** Start of DATA LISTING **

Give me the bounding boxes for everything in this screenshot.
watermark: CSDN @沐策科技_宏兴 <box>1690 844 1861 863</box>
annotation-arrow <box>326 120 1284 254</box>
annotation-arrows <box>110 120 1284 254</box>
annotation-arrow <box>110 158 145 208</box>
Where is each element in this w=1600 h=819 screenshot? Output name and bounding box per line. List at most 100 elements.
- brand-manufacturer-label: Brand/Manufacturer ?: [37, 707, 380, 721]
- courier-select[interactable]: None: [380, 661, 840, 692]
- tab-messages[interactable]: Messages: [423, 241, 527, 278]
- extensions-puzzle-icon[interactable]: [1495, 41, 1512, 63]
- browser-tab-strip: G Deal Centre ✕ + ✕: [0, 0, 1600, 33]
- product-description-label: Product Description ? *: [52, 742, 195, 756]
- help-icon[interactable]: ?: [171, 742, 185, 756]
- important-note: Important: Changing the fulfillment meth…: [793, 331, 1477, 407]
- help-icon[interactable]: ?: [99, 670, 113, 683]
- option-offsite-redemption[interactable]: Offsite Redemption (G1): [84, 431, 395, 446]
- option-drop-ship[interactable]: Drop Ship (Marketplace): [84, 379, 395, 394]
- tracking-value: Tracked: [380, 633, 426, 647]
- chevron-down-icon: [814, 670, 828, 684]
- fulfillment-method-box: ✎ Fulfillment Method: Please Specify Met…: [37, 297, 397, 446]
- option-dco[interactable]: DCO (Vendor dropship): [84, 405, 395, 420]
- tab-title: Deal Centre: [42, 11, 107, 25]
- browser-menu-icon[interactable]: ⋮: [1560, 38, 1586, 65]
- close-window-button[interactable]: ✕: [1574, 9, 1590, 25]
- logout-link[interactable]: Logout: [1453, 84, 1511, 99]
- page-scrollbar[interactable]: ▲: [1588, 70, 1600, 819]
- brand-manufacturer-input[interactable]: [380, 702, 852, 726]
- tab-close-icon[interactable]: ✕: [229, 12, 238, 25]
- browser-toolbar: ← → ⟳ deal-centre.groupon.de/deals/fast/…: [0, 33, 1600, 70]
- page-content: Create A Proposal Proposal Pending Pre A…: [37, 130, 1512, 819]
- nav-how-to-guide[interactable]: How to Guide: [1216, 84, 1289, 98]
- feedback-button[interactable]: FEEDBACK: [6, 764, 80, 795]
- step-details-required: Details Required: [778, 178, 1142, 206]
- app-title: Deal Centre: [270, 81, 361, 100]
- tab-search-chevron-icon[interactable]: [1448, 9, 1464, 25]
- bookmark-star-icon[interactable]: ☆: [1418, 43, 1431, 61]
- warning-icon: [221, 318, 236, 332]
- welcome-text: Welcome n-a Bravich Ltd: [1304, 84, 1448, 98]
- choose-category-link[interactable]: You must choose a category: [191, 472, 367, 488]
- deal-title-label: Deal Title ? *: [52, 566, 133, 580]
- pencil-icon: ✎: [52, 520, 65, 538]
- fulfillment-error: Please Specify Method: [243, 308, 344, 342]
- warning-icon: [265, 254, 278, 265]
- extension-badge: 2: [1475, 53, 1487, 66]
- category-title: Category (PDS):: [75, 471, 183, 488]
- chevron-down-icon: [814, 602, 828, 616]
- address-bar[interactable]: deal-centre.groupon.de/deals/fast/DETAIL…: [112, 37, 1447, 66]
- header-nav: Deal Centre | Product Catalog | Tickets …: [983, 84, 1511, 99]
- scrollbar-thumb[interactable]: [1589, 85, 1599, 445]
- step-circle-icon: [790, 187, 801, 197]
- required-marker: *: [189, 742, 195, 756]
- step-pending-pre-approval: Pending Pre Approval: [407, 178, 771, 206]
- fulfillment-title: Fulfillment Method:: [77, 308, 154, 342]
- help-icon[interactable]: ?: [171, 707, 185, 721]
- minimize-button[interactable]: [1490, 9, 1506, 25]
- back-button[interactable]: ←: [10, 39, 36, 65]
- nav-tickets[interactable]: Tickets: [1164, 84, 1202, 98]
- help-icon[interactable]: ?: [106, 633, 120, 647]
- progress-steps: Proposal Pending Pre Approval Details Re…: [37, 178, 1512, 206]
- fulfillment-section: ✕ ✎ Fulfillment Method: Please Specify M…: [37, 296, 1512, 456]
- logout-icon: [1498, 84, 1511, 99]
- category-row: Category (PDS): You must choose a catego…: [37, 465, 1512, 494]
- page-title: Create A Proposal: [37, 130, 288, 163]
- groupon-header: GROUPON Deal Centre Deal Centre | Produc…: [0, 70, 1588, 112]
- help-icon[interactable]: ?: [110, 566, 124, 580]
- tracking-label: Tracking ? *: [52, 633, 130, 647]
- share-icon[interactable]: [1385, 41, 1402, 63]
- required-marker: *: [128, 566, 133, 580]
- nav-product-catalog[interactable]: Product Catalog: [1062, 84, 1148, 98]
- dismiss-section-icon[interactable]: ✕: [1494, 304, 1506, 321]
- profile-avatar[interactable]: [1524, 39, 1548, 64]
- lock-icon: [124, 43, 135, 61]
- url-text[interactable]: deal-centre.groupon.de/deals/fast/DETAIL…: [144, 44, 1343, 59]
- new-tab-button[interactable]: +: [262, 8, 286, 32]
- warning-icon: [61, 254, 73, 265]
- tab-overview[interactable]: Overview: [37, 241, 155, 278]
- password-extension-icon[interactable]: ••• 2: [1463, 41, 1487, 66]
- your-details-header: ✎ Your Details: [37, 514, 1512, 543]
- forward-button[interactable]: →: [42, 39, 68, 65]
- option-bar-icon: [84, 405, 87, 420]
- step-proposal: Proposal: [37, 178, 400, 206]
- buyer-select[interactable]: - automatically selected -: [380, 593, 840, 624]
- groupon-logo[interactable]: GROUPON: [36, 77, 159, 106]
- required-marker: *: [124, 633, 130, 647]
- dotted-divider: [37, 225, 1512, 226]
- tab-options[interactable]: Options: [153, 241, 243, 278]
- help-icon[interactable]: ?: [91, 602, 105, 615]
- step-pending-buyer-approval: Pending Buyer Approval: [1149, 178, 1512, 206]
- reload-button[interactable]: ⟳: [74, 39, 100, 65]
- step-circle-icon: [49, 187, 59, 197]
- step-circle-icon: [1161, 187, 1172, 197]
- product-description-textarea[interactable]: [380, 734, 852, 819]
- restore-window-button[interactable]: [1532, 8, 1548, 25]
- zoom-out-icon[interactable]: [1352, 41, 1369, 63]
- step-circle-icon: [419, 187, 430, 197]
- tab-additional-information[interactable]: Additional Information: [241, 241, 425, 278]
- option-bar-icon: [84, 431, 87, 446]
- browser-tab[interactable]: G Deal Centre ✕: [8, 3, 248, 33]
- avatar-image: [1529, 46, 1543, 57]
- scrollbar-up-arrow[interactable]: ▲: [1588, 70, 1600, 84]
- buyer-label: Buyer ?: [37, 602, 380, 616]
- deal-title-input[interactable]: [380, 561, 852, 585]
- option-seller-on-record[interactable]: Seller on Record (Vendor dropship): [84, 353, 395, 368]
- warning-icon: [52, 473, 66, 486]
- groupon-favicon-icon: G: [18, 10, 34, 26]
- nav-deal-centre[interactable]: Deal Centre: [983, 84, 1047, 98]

** End of DATA LISTING **

YOUR TASK
Rewrite the stretch of the stored entries from the start through the line containing "- fulfillment-method-box: ✎" as a numbered list, leaving out any blank lines.

WRITTEN REPLY
1. Give me the bounding boxes for everything in this screenshot.
2. watermark: CSDN @沐策科技_宏兴 <box>1690 844 1861 863</box>
3. annotation-arrow <box>326 120 1284 254</box>
4. annotation-arrows <box>110 120 1284 254</box>
5. annotation-arrow <box>110 158 145 208</box>
6. Where is each element in this w=1600 h=819 screenshot? Output name and bounding box per line. List at most 100 elements.
7. - brand-manufacturer-label: Brand/Manufacturer ?: [37, 707, 380, 721]
8. - courier-select[interactable]: None: [380, 661, 840, 692]
9. - tab-messages[interactable]: Messages: [423, 241, 527, 278]
10. - extensions-puzzle-icon[interactable]: [1495, 41, 1512, 63]
11. - browser-tab-strip: G Deal Centre ✕ + ✕: [0, 0, 1600, 33]
12. - product-description-label: Product Description ? *: [52, 742, 195, 756]
13. - help-icon[interactable]: ?: [171, 742, 185, 756]
14. - important-note: Important: Changing the fulfillment meth…: [793, 331, 1477, 407]
15. - help-icon[interactable]: ?: [99, 670, 113, 683]
16. - option-offsite-redemption[interactable]: Offsite Redemption (G1): [84, 431, 395, 446]
17. - option-drop-ship[interactable]: Drop Ship (Marketplace): [84, 379, 395, 394]
18. - tracking-value: Tracked: [380, 633, 426, 647]
19. - chevron-down-icon: [814, 670, 828, 684]
20. - fulfillment-method-box: ✎ Fulfillment Method: Please Specify Met…: [37, 297, 397, 446]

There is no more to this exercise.